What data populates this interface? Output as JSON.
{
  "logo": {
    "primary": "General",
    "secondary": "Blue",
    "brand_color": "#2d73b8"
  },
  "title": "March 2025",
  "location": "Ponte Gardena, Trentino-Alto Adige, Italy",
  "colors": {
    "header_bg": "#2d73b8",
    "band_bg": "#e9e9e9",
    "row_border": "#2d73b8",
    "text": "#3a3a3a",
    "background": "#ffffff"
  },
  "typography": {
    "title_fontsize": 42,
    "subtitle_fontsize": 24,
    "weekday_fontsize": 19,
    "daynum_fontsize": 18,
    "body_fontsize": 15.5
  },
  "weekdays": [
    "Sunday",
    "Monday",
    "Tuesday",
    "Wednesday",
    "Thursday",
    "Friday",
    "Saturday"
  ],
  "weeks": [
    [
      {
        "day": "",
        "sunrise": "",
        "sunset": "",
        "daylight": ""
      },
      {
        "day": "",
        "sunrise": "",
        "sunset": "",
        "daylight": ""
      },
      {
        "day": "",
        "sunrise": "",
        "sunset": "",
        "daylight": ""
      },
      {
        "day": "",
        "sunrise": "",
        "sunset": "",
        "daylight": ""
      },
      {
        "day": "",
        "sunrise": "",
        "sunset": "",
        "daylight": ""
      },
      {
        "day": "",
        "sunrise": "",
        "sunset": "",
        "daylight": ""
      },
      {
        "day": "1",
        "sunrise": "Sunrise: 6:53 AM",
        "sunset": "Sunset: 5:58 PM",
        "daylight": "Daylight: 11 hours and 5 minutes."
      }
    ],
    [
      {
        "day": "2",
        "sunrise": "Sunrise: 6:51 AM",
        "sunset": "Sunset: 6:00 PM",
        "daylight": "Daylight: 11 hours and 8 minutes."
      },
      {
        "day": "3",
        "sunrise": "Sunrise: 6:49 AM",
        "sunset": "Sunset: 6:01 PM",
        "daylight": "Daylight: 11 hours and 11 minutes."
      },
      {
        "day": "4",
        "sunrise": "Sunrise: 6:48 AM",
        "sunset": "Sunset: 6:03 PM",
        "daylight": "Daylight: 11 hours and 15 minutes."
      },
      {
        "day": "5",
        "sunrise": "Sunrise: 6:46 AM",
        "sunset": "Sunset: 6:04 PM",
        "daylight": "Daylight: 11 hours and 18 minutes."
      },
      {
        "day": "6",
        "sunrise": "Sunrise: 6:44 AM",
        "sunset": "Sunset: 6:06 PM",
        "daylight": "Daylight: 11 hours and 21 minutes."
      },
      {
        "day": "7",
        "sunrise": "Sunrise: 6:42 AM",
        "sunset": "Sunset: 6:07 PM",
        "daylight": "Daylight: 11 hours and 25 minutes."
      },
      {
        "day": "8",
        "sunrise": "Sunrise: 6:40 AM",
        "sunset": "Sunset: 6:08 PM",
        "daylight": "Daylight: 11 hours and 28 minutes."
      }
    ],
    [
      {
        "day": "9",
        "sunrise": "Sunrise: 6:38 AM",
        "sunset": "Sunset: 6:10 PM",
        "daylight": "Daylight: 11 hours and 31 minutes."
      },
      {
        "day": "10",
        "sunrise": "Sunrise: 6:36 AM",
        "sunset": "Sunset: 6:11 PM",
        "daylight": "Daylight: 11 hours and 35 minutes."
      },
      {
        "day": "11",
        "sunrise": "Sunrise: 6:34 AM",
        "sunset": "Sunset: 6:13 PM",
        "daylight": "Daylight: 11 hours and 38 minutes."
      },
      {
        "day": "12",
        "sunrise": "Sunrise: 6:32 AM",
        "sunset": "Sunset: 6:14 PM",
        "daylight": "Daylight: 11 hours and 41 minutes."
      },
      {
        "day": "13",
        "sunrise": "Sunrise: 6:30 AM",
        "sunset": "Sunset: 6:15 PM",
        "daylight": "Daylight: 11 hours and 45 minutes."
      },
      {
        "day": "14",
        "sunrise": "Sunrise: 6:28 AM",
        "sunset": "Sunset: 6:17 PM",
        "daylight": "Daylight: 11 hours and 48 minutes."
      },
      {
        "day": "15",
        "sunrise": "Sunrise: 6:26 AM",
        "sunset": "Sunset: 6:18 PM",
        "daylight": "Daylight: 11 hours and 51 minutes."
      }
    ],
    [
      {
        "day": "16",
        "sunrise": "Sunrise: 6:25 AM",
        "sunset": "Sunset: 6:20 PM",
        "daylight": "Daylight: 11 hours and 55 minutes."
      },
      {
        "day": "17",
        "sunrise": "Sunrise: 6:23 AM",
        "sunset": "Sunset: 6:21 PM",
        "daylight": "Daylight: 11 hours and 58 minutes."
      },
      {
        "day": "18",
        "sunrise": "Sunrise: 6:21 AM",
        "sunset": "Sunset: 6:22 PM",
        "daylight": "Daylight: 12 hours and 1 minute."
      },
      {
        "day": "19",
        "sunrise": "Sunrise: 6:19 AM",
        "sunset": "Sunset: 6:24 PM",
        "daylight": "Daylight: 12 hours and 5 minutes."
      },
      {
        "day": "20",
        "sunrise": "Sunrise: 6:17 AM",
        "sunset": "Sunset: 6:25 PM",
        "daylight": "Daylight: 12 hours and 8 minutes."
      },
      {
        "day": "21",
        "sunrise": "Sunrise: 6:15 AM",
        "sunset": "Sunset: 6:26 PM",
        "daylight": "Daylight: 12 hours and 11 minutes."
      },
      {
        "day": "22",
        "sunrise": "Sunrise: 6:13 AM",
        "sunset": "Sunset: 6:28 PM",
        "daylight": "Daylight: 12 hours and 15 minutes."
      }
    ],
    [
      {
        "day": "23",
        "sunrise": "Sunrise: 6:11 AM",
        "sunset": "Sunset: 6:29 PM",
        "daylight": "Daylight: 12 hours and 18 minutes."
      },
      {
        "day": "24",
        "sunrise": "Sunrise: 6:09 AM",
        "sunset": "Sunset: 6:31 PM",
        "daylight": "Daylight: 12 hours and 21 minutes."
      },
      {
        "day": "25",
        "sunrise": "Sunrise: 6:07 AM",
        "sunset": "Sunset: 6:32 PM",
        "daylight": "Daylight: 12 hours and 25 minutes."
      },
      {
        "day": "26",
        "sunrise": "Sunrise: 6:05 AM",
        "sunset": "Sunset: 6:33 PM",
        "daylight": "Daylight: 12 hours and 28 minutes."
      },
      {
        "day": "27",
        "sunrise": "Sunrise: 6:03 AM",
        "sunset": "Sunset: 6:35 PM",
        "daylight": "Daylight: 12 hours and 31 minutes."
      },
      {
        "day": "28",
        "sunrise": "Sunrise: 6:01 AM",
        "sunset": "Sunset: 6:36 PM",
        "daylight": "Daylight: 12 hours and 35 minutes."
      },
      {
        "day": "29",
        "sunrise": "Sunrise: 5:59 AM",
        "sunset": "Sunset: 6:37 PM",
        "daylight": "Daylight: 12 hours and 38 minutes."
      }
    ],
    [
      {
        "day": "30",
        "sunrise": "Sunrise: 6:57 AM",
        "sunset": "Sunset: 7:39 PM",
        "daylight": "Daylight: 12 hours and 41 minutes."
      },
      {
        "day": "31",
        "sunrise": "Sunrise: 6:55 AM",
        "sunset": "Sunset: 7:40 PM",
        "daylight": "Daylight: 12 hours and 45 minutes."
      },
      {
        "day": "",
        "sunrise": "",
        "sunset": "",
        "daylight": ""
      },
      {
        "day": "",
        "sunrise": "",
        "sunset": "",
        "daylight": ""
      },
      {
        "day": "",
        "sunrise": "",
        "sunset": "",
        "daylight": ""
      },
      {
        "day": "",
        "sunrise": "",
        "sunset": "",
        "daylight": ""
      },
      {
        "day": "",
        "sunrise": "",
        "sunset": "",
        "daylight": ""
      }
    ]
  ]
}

━━━━

◆ Your instructions:
Copy every record exactly as presented.

◆ Complete answer:
What data populates this interface? Output as JSON.
{
  "logo": {
    "primary": "General",
    "secondary": "Blue",
    "brand_color": "#2d73b8"
  },
  "title": "March 2025",
  "location": "Ponte Gardena, Trentino-Alto Adige, Italy",
  "colors": {
    "header_bg": "#2d73b8",
    "band_bg": "#e9e9e9",
    "row_border": "#2d73b8",
    "text": "#3a3a3a",
    "background": "#ffffff"
  },
  "typography": {
    "title_fontsize": 42,
    "subtitle_fontsize": 24,
    "weekday_fontsize": 19,
    "daynum_fontsize": 18,
    "body_fontsize": 15.5
  },
  "weekdays": [
    "Sunday",
    "Monday",
    "Tuesday",
    "Wednesday",
    "Thursday",
    "Friday",
    "Saturday"
  ],
  "weeks": [
    [
      {
        "day": "",
        "sunrise": "",
        "sunset": "",
        "daylight": ""
      },
      {
        "day": "",
        "sunrise": "",
        "sunset": "",
        "daylight": ""
      },
      {
        "day": "",
        "sunrise": "",
        "sunset": "",
        "daylight": ""
      },
      {
        "day": "",
        "sunrise": "",
        "sunset": "",
        "daylight": ""
      },
      {
        "day": "",
        "sunrise": "",
        "sunset": "",
        "daylight": ""
      },
      {
        "day": "",
        "sunrise": "",
        "sunset": "",
        "daylight": ""
      },
      {
        "day": "1",
        "sunrise": "Sunrise: 6:53 AM",
        "sunset": "Sunset: 5:58 PM",
        "daylight": "Daylight: 11 hours and 5 minutes."
      }
    ],
    [
      {
        "day": "2",
        "sunrise": "Sunrise: 6:51 AM",
        "sunset": "Sunset: 6:00 PM",
        "daylight": "Daylight: 11 hours and 8 minutes."
      },
      {
        "day": "3",
        "sunrise": "Sunrise: 6:49 AM",
        "sunset": "Sunset: 6:01 PM",
        "daylight": "Daylight: 11 hours and 11 minutes."
      },
      {
        "day": "4",
        "sunrise": "Sunrise: 6:48 AM",
        "sunset": "Sunset: 6:03 PM",
        "daylight": "Daylight: 11 hours and 15 minutes."
      },
      {
        "day": "5",
        "sunrise": "Sunrise: 6:46 AM",
        "sunset": "Sunset: 6:04 PM",
        "daylight": "Daylight: 11 hours and 18 minutes."
      },
      {
        "day": "6",
        "sunrise": "Sunrise: 6:44 AM",
        "sunset": "Sunset: 6:06 PM",
        "daylight": "Daylight: 11 hours and 21 minutes."
      },
      {
        "day": "7",
        "sunrise": "Sunrise: 6:42 AM",
        "sunset": "Sunset: 6:07 PM",
        "daylight": "Daylight: 11 hours and 25 minutes."
      },
      {
        "day": "8",
        "sunrise": "Sunrise: 6:40 AM",
        "sunset": "Sunset: 6:08 PM",
        "daylight": "Daylight: 11 hours and 28 minutes."
      }
    ],
    [
      {
        "day": "9",
        "sunrise": "Sunrise: 6:38 AM",
        "sunset": "Sunset: 6:10 PM",
        "daylight": "Daylight: 11 hours and 31 minutes."
      },
      {
        "day": "10",
        "sunrise": "Sunrise: 6:36 AM",
        "sunset": "Sunset: 6:11 PM",
        "daylight": "Daylight: 11 hours and 35 minutes."
      },
      {
        "day": "11",
        "sunrise": "Sunrise: 6:34 AM",
        "sunset": "Sunset: 6:13 PM",
        "daylight": "Daylight: 11 hours and 38 minutes."
      },
      {
        "day": "12",
        "sunrise": "Sunrise: 6:32 AM",
        "sunset": "Sunset: 6:14 PM",
        "daylight": "Daylight: 11 hours and 41 minutes."
      },
      {
        "day": "13",
        "sunrise": "Sunrise: 6:30 AM",
        "sunset": "Sunset: 6:15 PM",
        "daylight": "Daylight: 11 hours and 45 minutes."
      },
      {
        "day": "14",
        "sunrise": "Sunrise: 6:28 AM",
        "sunset": "Sunset: 6:17 PM",
        "daylight": "Daylight: 11 hours and 48 minutes."
      },
      {
        "day": "15",
        "sunrise": "Sunrise: 6:26 AM",
        "sunset": "Sunset: 6:18 PM",
        "daylight": "Daylight: 11 hours and 51 minutes."
      }
    ],
    [
      {
        "day": "16",
        "sunrise": "Sunrise: 6:25 AM",
        "sunset": "Sunset: 6:20 PM",
        "daylight": "Daylight: 11 hours and 55 minutes."
      },
      {
        "day": "17",
        "sunrise": "Sunrise: 6:23 AM",
        "sunset": "Sunset: 6:21 PM",
        "daylight": "Daylight: 11 hours and 58 minutes."
      },
      {
        "day": "18",
        "sunrise": "Sunrise: 6:21 AM",
        "sunset": "Sunset: 6:22 PM",
        "daylight": "Daylight: 12 hours and 1 minute."
      },
      {
        "day": "19",
        "sunrise": "Sunrise: 6:19 AM",
        "sunset": "Sunset: 6:24 PM",
        "daylight": "Daylight: 12 hours and 5 minutes."
      },
      {
        "day": "20",
        "sunrise": "Sunrise: 6:17 AM",
        "sunset": "Sunset: 6:25 PM",
        "daylight": "Daylight: 12 hours and 8 minutes."
      },
      {
        "day": "21",
        "sunrise": "Sunrise: 6:15 AM",
        "sunset": "Sunset: 6:26 PM",
        "daylight": "Daylight: 12 hours and 11 minutes."
      },
      {
        "day": "22",
        "sunrise": "Sunrise: 6:13 AM",
        "sunset": "Sunset: 6:28 PM",
        "daylight": "Daylight: 12 hours and 15 minutes."
      }
    ],
    [
      {
        "day": "23",
        "sunrise": "Sunrise: 6:11 AM",
        "sunset": "Sunset: 6:29 PM",
        "daylight": "Daylight: 12 hours and 18 minutes."
      },
      {
        "day": "24",
        "sunrise": "Sunrise: 6:09 AM",
        "sunset": "Sunset: 6:31 PM",
        "daylight": "Daylight: 12 hours and 21 minutes."
      },
      {
        "day": "25",
        "sunrise": "Sunrise: 6:07 AM",
        "sunset": "Sunset: 6:32 PM",
        "daylight": "Daylight: 12 hours and 25 minutes."
      },
      {
        "day": "26",
        "sunrise": "Sunrise: 6:05 AM",
        "sunset": "Sunset: 6:33 PM",
        "daylight": "Daylight: 12 hours and 28 minutes."
      },
      {
        "day": "27",
        "sunrise": "Sunrise: 6:03 AM",
        "sunset": "Sunset: 6:35 PM",
        "daylight": "Daylight: 12 hours and 31 minutes."
      },
      {
        "day": "28",
        "sunrise": "Sunrise: 6:01 AM",
        "sunset": "Sunset: 6:36 PM",
        "daylight": "Daylight: 12 hours and 35 minutes."
      },
      {
        "day": "29",
        "sunrise": "Sunrise: 5:59 AM",
        "sunset": "Sunset: 6:37 PM",
        "daylight": "Daylight: 12 hours and 38 minutes."
      }
    ],
    [
      {
        "day": "30",
        "sunrise": "Sunrise: 6:57 AM",
        "sunset": "Sunset: 7:39 PM",
        "daylight": "Daylight: 12 hours and 41 minutes."
      },
      {
        "day": "31",
        "sunrise": "Sunrise: 6:55 AM",
        "sunset": "Sunset: 7:40 PM",
        "daylight": "Daylight: 12 hours and 45 minutes."
      },
      {
        "day": "",
        "sunrise": "",
        "sunset": "",
        "daylight": ""
      },
      {
        "day": "",
        "sunrise": "",
        "sunset": "",
        "daylight": ""
      },
      {
        "day": "",
        "sunrise": "",
        "sunset": "",
        "daylight": ""
      },
      {
        "day": "",
        "sunrise": "",
        "sunset": "",
        "daylight": ""
      },
      {
        "day": "",
        "sunrise": "",
        "sunset": "",
        "daylight": ""
      }
    ]
  ]
}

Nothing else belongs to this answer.